### GOAL
The entries below are to be written out again without alteration.

### EXCERPTED RECORDS
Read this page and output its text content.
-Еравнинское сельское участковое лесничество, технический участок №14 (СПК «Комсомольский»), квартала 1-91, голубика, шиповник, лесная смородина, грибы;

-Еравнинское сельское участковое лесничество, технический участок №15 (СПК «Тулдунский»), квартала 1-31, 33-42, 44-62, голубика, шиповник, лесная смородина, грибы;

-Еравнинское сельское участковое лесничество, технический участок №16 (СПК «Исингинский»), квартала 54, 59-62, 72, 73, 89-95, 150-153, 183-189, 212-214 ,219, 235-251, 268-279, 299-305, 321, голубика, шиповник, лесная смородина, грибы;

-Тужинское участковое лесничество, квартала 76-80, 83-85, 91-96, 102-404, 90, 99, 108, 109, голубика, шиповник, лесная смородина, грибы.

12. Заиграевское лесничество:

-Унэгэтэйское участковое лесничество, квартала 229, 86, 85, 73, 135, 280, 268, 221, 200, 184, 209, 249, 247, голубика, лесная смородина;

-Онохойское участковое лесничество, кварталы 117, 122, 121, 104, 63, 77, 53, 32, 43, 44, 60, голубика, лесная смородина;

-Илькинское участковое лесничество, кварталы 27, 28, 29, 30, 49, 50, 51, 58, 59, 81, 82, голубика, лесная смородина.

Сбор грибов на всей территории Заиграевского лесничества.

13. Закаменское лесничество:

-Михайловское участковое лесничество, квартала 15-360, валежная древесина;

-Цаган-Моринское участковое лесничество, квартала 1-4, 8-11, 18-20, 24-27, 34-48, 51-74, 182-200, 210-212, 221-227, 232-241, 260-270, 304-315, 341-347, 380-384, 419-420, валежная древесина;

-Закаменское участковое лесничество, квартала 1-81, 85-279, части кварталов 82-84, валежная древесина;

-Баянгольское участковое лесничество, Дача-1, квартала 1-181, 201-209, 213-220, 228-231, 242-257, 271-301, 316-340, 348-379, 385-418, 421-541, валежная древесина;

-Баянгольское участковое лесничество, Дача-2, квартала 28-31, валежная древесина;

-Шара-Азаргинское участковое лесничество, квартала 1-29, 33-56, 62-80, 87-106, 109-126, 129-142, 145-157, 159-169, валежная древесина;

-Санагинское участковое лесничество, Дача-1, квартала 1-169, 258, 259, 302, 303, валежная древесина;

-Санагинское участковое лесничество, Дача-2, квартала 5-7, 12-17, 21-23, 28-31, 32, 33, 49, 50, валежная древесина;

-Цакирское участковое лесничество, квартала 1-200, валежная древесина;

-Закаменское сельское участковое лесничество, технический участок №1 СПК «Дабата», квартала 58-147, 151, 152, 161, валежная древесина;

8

### ANSWER FOR THE TASK
Read this page and output its text content.
-Еравнинское сельское участковое лесничество, технический участок №14 (СПК «Комсомольский»), квартала 1-91, голубика, шиповник, лесная смородина, грибы;

-Еравнинское сельское участковое лесничество, технический участок №15 (СПК «Тулдунский»), квартала 1-31, 33-42, 44-62, голубика, шиповник, лесная смородина, грибы;

-Еравнинское сельское участковое лесничество, технический участок №16 (СПК «Исингинский»), квартала 54, 59-62, 72, 73, 89-95, 150-153, 183-189, 212-214 ,219, 235-251, 268-279, 299-305, 321, голубика, шиповник, лесная смородина, грибы;

-Тужинское участковое лесничество, квартала 76-80, 83-85, 91-96, 102-404, 90, 99, 108, 109, голубика, шиповник, лесная смородина, грибы.

12. Заиграевское лесничество:

-Унэгэтэйское участковое лесничество, квартала 229, 86, 85, 73, 135, 280, 268, 221, 200, 184, 209, 249, 247, голубика, лесная смородина;

-Онохойское участковое лесничество, кварталы 117, 122, 121, 104, 63, 77, 53, 32, 43, 44, 60, голубика, лесная смородина;

-Илькинское участковое лесничество, кварталы 27, 28, 29, 30, 49, 50, 51, 58, 59, 81, 82, голубика, лесная смородина.

Сбор грибов на всей территории Заиграевского лесничества.

13. Закаменское лесничество:

-Михайловское участковое лесничество, квартала 15-360, валежная древесина;

-Цаган-Моринское участковое лесничество, квартала 1-4, 8-11, 18-20, 24-27, 34-48, 51-74, 182-200, 210-212, 221-227, 232-241, 260-270, 304-315, 341-347, 380-384, 419-420, валежная древесина;

-Закаменское участковое лесничество, квартала 1-81, 85-279, части кварталов 82-84, валежная древесина;

-Баянгольское участковое лесничество, Дача-1, квартала 1-181, 201-209, 213-220, 228-231, 242-257, 271-301, 316-340, 348-379, 385-418, 421-541, валежная древесина;

-Баянгольское участковое лесничество, Дача-2, квартала 28-31, валежная древесина;

-Шара-Азаргинское участковое лесничество, квартала 1-29, 33-56, 62-80, 87-106, 109-126, 129-142, 145-157, 159-169, валежная древесина;

-Санагинское участковое лесничество, Дача-1, квартала 1-169, 258, 259, 302, 303, валежная древесина;

-Санагинское участковое лесничество, Дача-2, квартала 5-7, 12-17, 21-23, 28-31, 32, 33, 49, 50, валежная древесина;

-Цакирское участковое лесничество, квартала 1-200, валежная древесина;

-Закаменское сельское участковое лесничество, технический участок №1 СПК «Дабата», квартала 58-147, 151, 152, 161, валежная древесина;

8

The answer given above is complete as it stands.